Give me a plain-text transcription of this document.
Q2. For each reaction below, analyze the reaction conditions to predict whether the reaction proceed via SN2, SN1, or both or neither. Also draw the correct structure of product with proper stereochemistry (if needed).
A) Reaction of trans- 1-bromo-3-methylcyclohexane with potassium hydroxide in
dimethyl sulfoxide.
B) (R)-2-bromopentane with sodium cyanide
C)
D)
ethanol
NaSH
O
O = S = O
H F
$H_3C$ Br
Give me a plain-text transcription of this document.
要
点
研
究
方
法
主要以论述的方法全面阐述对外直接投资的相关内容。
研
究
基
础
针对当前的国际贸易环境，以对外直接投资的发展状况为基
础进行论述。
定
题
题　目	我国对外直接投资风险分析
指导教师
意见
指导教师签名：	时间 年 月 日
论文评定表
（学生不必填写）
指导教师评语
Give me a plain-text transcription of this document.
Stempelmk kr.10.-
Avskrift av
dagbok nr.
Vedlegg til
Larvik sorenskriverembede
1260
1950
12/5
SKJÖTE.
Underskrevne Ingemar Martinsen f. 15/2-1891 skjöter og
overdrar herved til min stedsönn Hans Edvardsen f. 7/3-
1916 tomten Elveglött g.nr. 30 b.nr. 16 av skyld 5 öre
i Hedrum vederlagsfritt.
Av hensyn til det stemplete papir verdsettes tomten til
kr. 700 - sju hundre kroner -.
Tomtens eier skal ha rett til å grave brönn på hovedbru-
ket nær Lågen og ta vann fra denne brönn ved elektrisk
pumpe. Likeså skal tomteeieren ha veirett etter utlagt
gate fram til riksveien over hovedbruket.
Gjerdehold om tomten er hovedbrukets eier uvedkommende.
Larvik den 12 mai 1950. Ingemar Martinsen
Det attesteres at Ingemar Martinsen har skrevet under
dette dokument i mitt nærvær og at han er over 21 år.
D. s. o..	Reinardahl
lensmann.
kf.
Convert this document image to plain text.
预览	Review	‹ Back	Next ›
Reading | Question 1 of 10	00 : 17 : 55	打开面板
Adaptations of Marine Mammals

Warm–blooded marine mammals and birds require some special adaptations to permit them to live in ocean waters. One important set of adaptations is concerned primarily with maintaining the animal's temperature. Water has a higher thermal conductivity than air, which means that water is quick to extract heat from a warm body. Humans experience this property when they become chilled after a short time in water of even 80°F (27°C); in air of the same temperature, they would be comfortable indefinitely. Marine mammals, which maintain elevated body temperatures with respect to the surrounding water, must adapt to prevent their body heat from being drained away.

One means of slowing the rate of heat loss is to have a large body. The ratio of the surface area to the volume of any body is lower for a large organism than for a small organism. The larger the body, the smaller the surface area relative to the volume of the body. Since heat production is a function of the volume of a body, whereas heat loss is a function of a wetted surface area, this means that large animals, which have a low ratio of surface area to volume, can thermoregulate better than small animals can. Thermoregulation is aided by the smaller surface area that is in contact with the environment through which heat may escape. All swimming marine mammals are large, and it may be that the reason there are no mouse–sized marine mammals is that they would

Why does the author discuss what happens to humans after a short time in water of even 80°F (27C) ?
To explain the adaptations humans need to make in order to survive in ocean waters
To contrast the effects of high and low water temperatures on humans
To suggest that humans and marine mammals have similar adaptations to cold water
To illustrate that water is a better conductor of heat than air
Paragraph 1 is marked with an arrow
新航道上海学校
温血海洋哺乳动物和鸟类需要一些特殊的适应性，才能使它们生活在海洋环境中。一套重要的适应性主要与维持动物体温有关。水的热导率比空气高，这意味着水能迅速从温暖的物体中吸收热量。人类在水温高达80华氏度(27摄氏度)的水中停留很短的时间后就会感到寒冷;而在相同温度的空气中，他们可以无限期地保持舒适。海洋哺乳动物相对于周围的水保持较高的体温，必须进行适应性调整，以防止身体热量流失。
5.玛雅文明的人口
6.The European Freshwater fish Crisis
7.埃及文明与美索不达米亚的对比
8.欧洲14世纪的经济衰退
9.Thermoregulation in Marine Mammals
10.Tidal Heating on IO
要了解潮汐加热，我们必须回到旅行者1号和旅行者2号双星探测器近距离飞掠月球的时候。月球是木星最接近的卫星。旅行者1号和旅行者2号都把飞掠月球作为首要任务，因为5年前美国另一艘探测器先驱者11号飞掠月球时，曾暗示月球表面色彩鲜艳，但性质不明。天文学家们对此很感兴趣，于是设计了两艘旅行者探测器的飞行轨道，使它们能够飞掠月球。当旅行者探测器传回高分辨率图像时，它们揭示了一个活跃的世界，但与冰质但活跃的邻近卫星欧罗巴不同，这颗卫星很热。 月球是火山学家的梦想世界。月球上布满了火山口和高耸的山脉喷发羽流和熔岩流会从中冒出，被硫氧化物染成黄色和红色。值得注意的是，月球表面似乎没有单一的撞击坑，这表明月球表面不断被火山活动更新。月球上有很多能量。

----------

◆ **Task to complete**:
Sift through the entries and copy every line with "even".

◆ **Full answer**:
Warm–blooded marine mammals and birds require some special adaptations to permit them to live in ocean waters. One important set of adaptations is concerned primarily with maintaining the animal's temperature. Water has a higher thermal conductivity than air, which means that water is quick to extract heat from a warm body. Humans experience this property when they become chilled after a short time in water of even 80°F (27°C); in air of the same temperature, they would be comfortable indefinitely. Marine mammals, which maintain elevated body temperatures with respect to the surrounding water, must adapt to prevent their body heat from being drained away.
Why does the author discuss what happens to humans after a short time in water of even 80°F (27C) ?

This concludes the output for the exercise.